## start SOURCE RECORDS
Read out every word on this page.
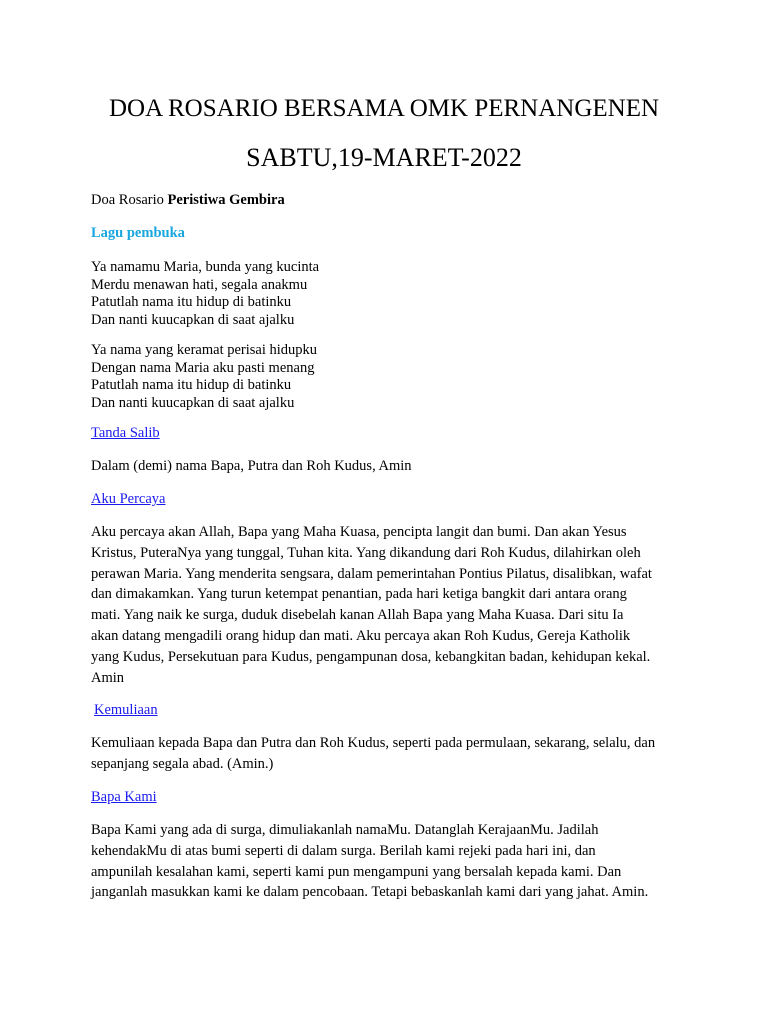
DOA ROSARIO BERSAMA OMK PERNANGENEN
SABTU,19-MARET-2022

Doa Rosario Peristiwa Gembira

Lagu pembuka

Ya namamu Maria, bunda yang kucinta
Merdu menawan hati, segala anakmu
Patutlah nama itu hidup di batinku
Dan nanti kuucapkan di saat ajalku
Ya nama yang keramat perisai hidupku
Dengan nama Maria aku pasti menang
Patutlah nama itu hidup di batinku
Dan nanti kuucapkan di saat ajalku

Tanda Salib

Dalam (demi) nama Bapa, Putra dan Roh Kudus, Amin

Aku Percaya

Aku percaya akan Allah, Bapa yang Maha Kuasa, pencipta langit dan bumi. Dan akan Yesus
Kristus, PuteraNya yang tunggal, Tuhan kita. Yang dikandung dari Roh Kudus, dilahirkan oleh
perawan Maria. Yang menderita sengsara, dalam pemerintahan Pontius Pilatus, disalibkan, wafat
dan dimakamkan. Yang turun ketempat penantian, pada hari ketiga bangkit dari antara orang
mati. Yang naik ke surga, duduk disebelah kanan Allah Bapa yang Maha Kuasa. Dari situ Ia
akan datang mengadili orang hidup dan mati. Aku percaya akan Roh Kudus, Gereja Katholik
yang Kudus, Persekutuan para Kudus, pengampunan dosa, kebangkitan badan, kehidupan kekal.
Amin

Kemuliaan

Kemuliaan kepada Bapa dan Putra dan Roh Kudus, seperti pada permulaan, sekarang, selalu, dan
sepanjang segala abad. (Amin.)

Bapa Kami

Bapa Kami yang ada di surga, dimuliakanlah namaMu. Datanglah KerajaanMu. Jadilah
kehendakMu di atas bumi seperti di dalam surga. Berilah kami rejeki pada hari ini, dan
ampunilah kesalahan kami, seperti kami pun mengampuni yang bersalah kepada kami. Dan
janganlah masukkan kami ke dalam pencobaan. Tetapi bebaskanlah kami dari yang jahat. Amin.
## end SOURCE RECORDS
TASK ▸ Which lines contain "Amin"? Show each of them.

TASK OUTPUT ▸
Dalam (demi) nama Bapa, Putra dan Roh Kudus, Amin
Amin
sepanjang segala abad. (Amin.)
janganlah masukkan kami ke dalam pencobaan. Tetapi bebaskanlah kami dari yang jahat. Amin.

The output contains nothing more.